[Figure contents as structured data]
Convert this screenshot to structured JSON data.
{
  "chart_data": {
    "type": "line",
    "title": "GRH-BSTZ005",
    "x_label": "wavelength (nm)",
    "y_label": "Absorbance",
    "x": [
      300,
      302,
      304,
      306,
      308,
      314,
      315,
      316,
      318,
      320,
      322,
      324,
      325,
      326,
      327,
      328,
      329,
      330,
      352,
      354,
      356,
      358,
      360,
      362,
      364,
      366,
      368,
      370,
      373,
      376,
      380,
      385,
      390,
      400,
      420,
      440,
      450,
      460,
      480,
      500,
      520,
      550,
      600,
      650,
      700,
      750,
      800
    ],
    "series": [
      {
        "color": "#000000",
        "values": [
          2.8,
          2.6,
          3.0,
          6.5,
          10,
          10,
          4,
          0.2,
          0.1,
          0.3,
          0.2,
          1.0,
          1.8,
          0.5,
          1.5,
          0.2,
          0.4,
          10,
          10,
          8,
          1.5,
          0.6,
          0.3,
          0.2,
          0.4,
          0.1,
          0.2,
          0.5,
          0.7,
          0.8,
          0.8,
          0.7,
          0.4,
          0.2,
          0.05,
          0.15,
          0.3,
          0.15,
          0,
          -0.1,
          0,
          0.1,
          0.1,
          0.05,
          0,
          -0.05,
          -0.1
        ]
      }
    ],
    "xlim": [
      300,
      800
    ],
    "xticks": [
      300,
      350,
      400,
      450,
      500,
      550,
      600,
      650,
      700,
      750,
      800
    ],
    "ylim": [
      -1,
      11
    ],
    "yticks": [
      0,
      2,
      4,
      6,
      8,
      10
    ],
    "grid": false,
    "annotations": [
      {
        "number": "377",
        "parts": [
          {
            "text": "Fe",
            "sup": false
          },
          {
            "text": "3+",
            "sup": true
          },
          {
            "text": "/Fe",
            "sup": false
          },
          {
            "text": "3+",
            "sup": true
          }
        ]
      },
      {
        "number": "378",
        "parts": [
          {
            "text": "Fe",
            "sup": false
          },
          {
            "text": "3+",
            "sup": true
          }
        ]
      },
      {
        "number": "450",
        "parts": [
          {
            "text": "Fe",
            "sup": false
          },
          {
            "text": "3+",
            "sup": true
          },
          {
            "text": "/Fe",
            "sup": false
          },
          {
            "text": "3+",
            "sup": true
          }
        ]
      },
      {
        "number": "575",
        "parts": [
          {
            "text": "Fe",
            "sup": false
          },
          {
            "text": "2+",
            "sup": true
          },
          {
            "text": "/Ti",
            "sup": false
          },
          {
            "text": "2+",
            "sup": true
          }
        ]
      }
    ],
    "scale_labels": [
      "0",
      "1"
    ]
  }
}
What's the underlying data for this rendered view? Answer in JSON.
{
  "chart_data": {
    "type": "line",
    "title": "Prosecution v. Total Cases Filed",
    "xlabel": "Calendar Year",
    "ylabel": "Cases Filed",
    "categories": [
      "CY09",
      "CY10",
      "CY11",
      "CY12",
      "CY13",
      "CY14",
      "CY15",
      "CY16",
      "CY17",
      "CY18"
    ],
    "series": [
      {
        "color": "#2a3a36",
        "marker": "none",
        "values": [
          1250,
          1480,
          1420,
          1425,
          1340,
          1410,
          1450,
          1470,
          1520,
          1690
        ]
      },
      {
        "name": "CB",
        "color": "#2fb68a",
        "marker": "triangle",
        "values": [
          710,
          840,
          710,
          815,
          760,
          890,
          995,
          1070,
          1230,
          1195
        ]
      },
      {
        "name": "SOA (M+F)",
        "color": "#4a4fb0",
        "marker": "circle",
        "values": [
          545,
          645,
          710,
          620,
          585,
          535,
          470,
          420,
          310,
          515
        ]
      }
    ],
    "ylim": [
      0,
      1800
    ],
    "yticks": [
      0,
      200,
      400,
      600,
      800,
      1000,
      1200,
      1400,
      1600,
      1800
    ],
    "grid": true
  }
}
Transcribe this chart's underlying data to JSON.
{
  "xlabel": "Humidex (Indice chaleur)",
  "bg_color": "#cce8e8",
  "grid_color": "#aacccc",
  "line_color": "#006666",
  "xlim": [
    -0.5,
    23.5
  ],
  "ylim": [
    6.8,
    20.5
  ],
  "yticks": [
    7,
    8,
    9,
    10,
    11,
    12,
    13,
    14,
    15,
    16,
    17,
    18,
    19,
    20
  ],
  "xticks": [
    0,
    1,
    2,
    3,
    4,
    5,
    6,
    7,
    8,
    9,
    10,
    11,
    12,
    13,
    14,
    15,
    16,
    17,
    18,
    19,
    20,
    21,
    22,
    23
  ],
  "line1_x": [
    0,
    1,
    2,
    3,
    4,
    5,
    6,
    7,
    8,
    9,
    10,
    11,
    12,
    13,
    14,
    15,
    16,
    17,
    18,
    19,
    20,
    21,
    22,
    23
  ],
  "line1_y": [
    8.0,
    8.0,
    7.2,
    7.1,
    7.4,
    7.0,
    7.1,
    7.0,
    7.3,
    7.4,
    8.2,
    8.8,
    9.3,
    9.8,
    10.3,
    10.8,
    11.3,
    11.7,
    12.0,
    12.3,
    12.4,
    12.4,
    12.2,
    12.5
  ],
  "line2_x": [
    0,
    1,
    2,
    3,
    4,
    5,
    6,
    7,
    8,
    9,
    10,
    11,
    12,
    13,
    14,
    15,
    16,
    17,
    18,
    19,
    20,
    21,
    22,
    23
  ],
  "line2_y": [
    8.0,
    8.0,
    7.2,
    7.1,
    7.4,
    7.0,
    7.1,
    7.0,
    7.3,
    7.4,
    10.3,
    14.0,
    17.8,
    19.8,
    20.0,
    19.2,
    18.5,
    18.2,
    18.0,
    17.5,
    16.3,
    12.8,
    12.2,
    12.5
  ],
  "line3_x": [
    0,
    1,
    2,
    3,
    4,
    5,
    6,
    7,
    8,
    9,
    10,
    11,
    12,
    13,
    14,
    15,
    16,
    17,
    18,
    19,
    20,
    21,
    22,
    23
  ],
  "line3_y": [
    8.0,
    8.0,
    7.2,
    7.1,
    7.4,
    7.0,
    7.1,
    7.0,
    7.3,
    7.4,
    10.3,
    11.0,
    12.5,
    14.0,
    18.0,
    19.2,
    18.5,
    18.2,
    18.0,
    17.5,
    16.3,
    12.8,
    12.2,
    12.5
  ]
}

# Required work
Every line above should be retyped exactly as given.

# Answer for this exercise
Convert this screenshot to structured JSON data.
{
  "chart_data": {
    "type": "line",
    "title": "GRH-BSTZ005",
    "x_label": "wavelength (nm)",
    "y_label": "Absorbance",
    "x": [
      300,
      302,
      304,
      306,
      308,
      314,
      315,
      316,
      318,
      320,
      322,
      324,
      325,
      326,
      327,
      328,
      329,
      330,
      352,
      354,
      356,
      358,
      360,
      362,
      364,
      366,
      368,
      370,
      373,
      376,
      380,
      385,
      390,
      400,
      420,
      440,
      450,
      460,
      480,
      500,
      520,
      550,
      600,
      650,
      700,
      750,
      800
    ],
    "series": [
      {
        "color": "#000000",
        "values": [
          2.8,
          2.6,
          3.0,
          6.5,
          10,
          10,
          4,
          0.2,
          0.1,
          0.3,
          0.2,
          1.0,
          1.8,
          0.5,
          1.5,
          0.2,
          0.4,
          10,
          10,
          8,
          1.5,
          0.6,
          0.3,
          0.2,
          0.4,
          0.1,
          0.2,
          0.5,
          0.7,
          0.8,
          0.8,
          0.7,
          0.4,
          0.2,
          0.05,
          0.15,
          0.3,
          0.15,
          0,
          -0.1,
          0,
          0.1,
          0.1,
          0.05,
          0,
          -0.05,
          -0.1
        ]
      }
    ],
    "xlim": [
      300,
      800
    ],
    "xticks": [
      300,
      350,
      400,
      450,
      500,
      550,
      600,
      650,
      700,
      750,
      800
    ],
    "ylim": [
      -1,
      11
    ],
    "yticks": [
      0,
      2,
      4,
      6,
      8,
      10
    ],
    "grid": false,
    "annotations": [
      {
        "number": "377",
        "parts": [
          {
            "text": "Fe",
            "sup": false
          },
          {
            "text": "3+",
            "sup": true
          },
          {
            "text": "/Fe",
            "sup": false
          },
          {
            "text": "3+",
            "sup": true
          }
        ]
      },
      {
        "number": "378",
        "parts": [
          {
            "text": "Fe",
            "sup": false
          },
          {
            "text": "3+",
            "sup": true
          }
        ]
      },
      {
        "number": "450",
        "parts": [
          {
            "text": "Fe",
            "sup": false
          },
          {
            "text": "3+",
            "sup": true
          },
          {
            "text": "/Fe",
            "sup": false
          },
          {
            "text": "3+",
            "sup": true
          }
        ]
      },
      {
        "number": "575",
        "parts": [
          {
            "text": "Fe",
            "sup": false
          },
          {
            "text": "2+",
            "sup": true
          },
          {
            "text": "/Ti",
            "sup": false
          },
          {
            "text": "2+",
            "sup": true
          }
        ]
      }
    ],
    "scale_labels": [
      "0",
      "1"
    ]
  }
}
What's the underlying data for this rendered view? Answer in JSON.
{
  "chart_data": {
    "type": "line",
    "title": "Prosecution v. Total Cases Filed",
    "xlabel": "Calendar Year",
    "ylabel": "Cases Filed",
    "categories": [
      "CY09",
      "CY10",
      "CY11",
      "CY12",
      "CY13",
      "CY14",
      "CY15",
      "CY16",
      "CY17",
      "CY18"
    ],
    "series": [
      {
        "color": "#2a3a36",
        "marker": "none",
        "values": [
          1250,
          1480,
          1420,
          1425,
          1340,
          1410,
          1450,
          1470,
          1520,
          1690
        ]
      },
      {
        "name": "CB",
        "color": "#2fb68a",
        "marker": "triangle",
        "values": [
          710,
          840,
          710,
          815,
          760,
          890,
          995,
          1070,
          1230,
          1195
        ]
      },
      {
        "name": "SOA (M+F)",
        "color": "#4a4fb0",
        "marker": "circle",
        "values": [
          545,
          645,
          710,
          620,
          585,
          535,
          470,
          420,
          310,
          515
        ]
      }
    ],
    "ylim": [
      0,
      1800
    ],
    "yticks": [
      0,
      200,
      400,
      600,
      800,
      1000,
      1200,
      1400,
      1600,
      1800
    ],
    "grid": true
  }
}
Transcribe this chart's underlying data to JSON.
{
  "xlabel": "Humidex (Indice chaleur)",
  "bg_color": "#cce8e8",
  "grid_color": "#aacccc",
  "line_color": "#006666",
  "xlim": [
    -0.5,
    23.5
  ],
  "ylim": [
    6.8,
    20.5
  ],
  "yticks": [
    7,
    8,
    9,
    10,
    11,
    12,
    13,
    14,
    15,
    16,
    17,
    18,
    19,
    20
  ],
  "xticks": [
    0,
    1,
    2,
    3,
    4,
    5,
    6,
    7,
    8,
    9,
    10,
    11,
    12,
    13,
    14,
    15,
    16,
    17,
    18,
    19,
    20,
    21,
    22,
    23
  ],
  "line1_x": [
    0,
    1,
    2,
    3,
    4,
    5,
    6,
    7,
    8,
    9,
    10,
    11,
    12,
    13,
    14,
    15,
    16,
    17,
    18,
    19,
    20,
    21,
    22,
    23
  ],
  "line1_y": [
    8.0,
    8.0,
    7.2,
    7.1,
    7.4,
    7.0,
    7.1,
    7.0,
    7.3,
    7.4,
    8.2,
    8.8,
    9.3,
    9.8,
    10.3,
    10.8,
    11.3,
    11.7,
    12.0,
    12.3,
    12.4,
    12.4,
    12.2,
    12.5
  ],
  "line2_x": [
    0,
    1,
    2,
    3,
    4,
    5,
    6,
    7,
    8,
    9,
    10,
    11,
    12,
    13,
    14,
    15,
    16,
    17,
    18,
    19,
    20,
    21,
    22,
    23
  ],
  "line2_y": [
    8.0,
    8.0,
    7.2,
    7.1,
    7.4,
    7.0,
    7.1,
    7.0,
    7.3,
    7.4,
    10.3,
    14.0,
    17.8,
    19.8,
    20.0,
    19.2,
    18.5,
    18.2,
    18.0,
    17.5,
    16.3,
    12.8,
    12.2,
    12.5
  ],
  "line3_x": [
    0,
    1,
    2,
    3,
    4,
    5,
    6,
    7,
    8,
    9,
    10,
    11,
    12,
    13,
    14,
    15,
    16,
    17,
    18,
    19,
    20,
    21,
    22,
    23
  ],
  "line3_y": [
    8.0,
    8.0,
    7.2,
    7.1,
    7.4,
    7.0,
    7.1,
    7.0,
    7.3,
    7.4,
    10.3,
    11.0,
    12.5,
    14.0,
    18.0,
    19.2,
    18.5,
    18.2,
    18.0,
    17.5,
    16.3,
    12.8,
    12.2,
    12.5
  ]
}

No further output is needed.